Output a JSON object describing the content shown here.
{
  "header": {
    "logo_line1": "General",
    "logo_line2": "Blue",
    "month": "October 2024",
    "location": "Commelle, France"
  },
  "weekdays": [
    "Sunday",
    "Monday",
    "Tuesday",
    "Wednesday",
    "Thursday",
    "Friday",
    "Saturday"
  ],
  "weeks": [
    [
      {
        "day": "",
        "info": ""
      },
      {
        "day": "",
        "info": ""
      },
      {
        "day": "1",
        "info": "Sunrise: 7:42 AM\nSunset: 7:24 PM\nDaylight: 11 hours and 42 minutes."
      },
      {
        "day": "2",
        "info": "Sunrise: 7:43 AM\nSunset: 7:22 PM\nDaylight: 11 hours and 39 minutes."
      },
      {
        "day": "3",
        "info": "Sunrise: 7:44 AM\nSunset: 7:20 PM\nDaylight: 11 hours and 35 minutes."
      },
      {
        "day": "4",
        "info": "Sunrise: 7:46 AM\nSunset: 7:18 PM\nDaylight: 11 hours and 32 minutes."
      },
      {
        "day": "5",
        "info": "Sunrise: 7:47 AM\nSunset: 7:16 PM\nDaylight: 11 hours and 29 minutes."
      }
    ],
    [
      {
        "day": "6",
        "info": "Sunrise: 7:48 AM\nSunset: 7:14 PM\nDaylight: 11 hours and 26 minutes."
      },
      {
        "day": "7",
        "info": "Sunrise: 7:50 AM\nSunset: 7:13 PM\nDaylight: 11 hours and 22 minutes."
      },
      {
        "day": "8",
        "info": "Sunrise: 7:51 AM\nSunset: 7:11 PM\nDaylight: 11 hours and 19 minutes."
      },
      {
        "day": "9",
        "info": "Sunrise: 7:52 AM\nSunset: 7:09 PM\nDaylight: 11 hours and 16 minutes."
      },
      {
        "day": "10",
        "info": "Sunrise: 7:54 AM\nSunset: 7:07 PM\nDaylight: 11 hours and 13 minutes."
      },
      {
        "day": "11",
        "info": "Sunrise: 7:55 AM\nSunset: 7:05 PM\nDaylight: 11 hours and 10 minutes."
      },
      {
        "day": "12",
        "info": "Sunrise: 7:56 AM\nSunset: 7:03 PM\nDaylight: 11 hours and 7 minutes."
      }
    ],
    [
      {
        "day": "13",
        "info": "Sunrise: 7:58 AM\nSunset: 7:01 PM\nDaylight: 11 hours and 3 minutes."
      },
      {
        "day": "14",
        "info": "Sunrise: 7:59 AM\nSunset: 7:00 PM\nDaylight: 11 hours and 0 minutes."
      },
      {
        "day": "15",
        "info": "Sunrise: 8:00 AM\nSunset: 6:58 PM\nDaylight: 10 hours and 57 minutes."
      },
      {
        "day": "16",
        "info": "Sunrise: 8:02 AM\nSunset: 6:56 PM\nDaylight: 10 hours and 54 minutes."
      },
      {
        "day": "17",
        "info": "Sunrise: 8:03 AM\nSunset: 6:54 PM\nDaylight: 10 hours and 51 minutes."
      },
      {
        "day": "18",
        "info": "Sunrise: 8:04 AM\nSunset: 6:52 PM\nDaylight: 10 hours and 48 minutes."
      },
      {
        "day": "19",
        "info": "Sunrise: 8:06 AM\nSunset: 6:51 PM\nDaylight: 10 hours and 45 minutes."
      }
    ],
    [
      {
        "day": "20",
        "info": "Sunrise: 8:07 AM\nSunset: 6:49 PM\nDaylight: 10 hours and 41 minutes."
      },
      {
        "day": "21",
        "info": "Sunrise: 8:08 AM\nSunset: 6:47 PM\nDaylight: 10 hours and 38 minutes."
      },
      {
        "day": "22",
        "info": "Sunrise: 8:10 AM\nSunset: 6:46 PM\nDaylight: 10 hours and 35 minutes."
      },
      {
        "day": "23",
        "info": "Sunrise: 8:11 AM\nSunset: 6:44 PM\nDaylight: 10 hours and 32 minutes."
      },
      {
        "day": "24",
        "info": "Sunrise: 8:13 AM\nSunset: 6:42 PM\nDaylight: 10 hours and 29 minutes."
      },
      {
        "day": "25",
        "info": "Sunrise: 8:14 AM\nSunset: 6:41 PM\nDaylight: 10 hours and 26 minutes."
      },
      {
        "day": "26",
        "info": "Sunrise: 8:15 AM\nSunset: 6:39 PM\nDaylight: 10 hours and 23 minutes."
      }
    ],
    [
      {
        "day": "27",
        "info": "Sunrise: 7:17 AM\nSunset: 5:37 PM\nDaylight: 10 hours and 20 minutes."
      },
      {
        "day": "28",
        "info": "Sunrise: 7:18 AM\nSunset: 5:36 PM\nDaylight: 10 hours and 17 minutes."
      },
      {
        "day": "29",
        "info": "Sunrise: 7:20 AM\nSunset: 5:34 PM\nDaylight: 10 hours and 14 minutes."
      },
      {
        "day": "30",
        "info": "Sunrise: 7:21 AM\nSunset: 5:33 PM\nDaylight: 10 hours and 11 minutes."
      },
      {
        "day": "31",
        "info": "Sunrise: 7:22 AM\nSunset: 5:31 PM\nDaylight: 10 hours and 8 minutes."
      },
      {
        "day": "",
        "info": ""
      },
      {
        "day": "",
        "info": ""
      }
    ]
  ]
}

--------------------------------

### Goal of the exercise
Type out the whole listing above again, exactly as it stands.

### Final answer
Output a JSON object describing the content shown here.
{
  "header": {
    "logo_line1": "General",
    "logo_line2": "Blue",
    "month": "October 2024",
    "location": "Commelle, France"
  },
  "weekdays": [
    "Sunday",
    "Monday",
    "Tuesday",
    "Wednesday",
    "Thursday",
    "Friday",
    "Saturday"
  ],
  "weeks": [
    [
      {
        "day": "",
        "info": ""
      },
      {
        "day": "",
        "info": ""
      },
      {
        "day": "1",
        "info": "Sunrise: 7:42 AM\nSunset: 7:24 PM\nDaylight: 11 hours and 42 minutes."
      },
      {
        "day": "2",
        "info": "Sunrise: 7:43 AM\nSunset: 7:22 PM\nDaylight: 11 hours and 39 minutes."
      },
      {
        "day": "3",
        "info": "Sunrise: 7:44 AM\nSunset: 7:20 PM\nDaylight: 11 hours and 35 minutes."
      },
      {
        "day": "4",
        "info": "Sunrise: 7:46 AM\nSunset: 7:18 PM\nDaylight: 11 hours and 32 minutes."
      },
      {
        "day": "5",
        "info": "Sunrise: 7:47 AM\nSunset: 7:16 PM\nDaylight: 11 hours and 29 minutes."
      }
    ],
    [
      {
        "day": "6",
        "info": "Sunrise: 7:48 AM\nSunset: 7:14 PM\nDaylight: 11 hours and 26 minutes."
      },
      {
        "day": "7",
        "info": "Sunrise: 7:50 AM\nSunset: 7:13 PM\nDaylight: 11 hours and 22 minutes."
      },
      {
        "day": "8",
        "info": "Sunrise: 7:51 AM\nSunset: 7:11 PM\nDaylight: 11 hours and 19 minutes."
      },
      {
        "day": "9",
        "info": "Sunrise: 7:52 AM\nSunset: 7:09 PM\nDaylight: 11 hours and 16 minutes."
      },
      {
        "day": "10",
        "info": "Sunrise: 7:54 AM\nSunset: 7:07 PM\nDaylight: 11 hours and 13 minutes."
      },
      {
        "day": "11",
        "info": "Sunrise: 7:55 AM\nSunset: 7:05 PM\nDaylight: 11 hours and 10 minutes."
      },
      {
        "day": "12",
        "info": "Sunrise: 7:56 AM\nSunset: 7:03 PM\nDaylight: 11 hours and 7 minutes."
      }
    ],
    [
      {
        "day": "13",
        "info": "Sunrise: 7:58 AM\nSunset: 7:01 PM\nDaylight: 11 hours and 3 minutes."
      },
      {
        "day": "14",
        "info": "Sunrise: 7:59 AM\nSunset: 7:00 PM\nDaylight: 11 hours and 0 minutes."
      },
      {
        "day": "15",
        "info": "Sunrise: 8:00 AM\nSunset: 6:58 PM\nDaylight: 10 hours and 57 minutes."
      },
      {
        "day": "16",
        "info": "Sunrise: 8:02 AM\nSunset: 6:56 PM\nDaylight: 10 hours and 54 minutes."
      },
      {
        "day": "17",
        "info": "Sunrise: 8:03 AM\nSunset: 6:54 PM\nDaylight: 10 hours and 51 minutes."
      },
      {
        "day": "18",
        "info": "Sunrise: 8:04 AM\nSunset: 6:52 PM\nDaylight: 10 hours and 48 minutes."
      },
      {
        "day": "19",
        "info": "Sunrise: 8:06 AM\nSunset: 6:51 PM\nDaylight: 10 hours and 45 minutes."
      }
    ],
    [
      {
        "day": "20",
        "info": "Sunrise: 8:07 AM\nSunset: 6:49 PM\nDaylight: 10 hours and 41 minutes."
      },
      {
        "day": "21",
        "info": "Sunrise: 8:08 AM\nSunset: 6:47 PM\nDaylight: 10 hours and 38 minutes."
      },
      {
        "day": "22",
        "info": "Sunrise: 8:10 AM\nSunset: 6:46 PM\nDaylight: 10 hours and 35 minutes."
      },
      {
        "day": "23",
        "info": "Sunrise: 8:11 AM\nSunset: 6:44 PM\nDaylight: 10 hours and 32 minutes."
      },
      {
        "day": "24",
        "info": "Sunrise: 8:13 AM\nSunset: 6:42 PM\nDaylight: 10 hours and 29 minutes."
      },
      {
        "day": "25",
        "info": "Sunrise: 8:14 AM\nSunset: 6:41 PM\nDaylight: 10 hours and 26 minutes."
      },
      {
        "day": "26",
        "info": "Sunrise: 8:15 AM\nSunset: 6:39 PM\nDaylight: 10 hours and 23 minutes."
      }
    ],
    [
      {
        "day": "27",
        "info": "Sunrise: 7:17 AM\nSunset: 5:37 PM\nDaylight: 10 hours and 20 minutes."
      },
      {
        "day": "28",
        "info": "Sunrise: 7:18 AM\nSunset: 5:36 PM\nDaylight: 10 hours and 17 minutes."
      },
      {
        "day": "29",
        "info": "Sunrise: 7:20 AM\nSunset: 5:34 PM\nDaylight: 10 hours and 14 minutes."
      },
      {
        "day": "30",
        "info": "Sunrise: 7:21 AM\nSunset: 5:33 PM\nDaylight: 10 hours and 11 minutes."
      },
      {
        "day": "31",
        "info": "Sunrise: 7:22 AM\nSunset: 5:31 PM\nDaylight: 10 hours and 8 minutes."
      },
      {
        "day": "",
        "info": ""
      },
      {
        "day": "",
        "info": ""
      }
    ]
  ]
}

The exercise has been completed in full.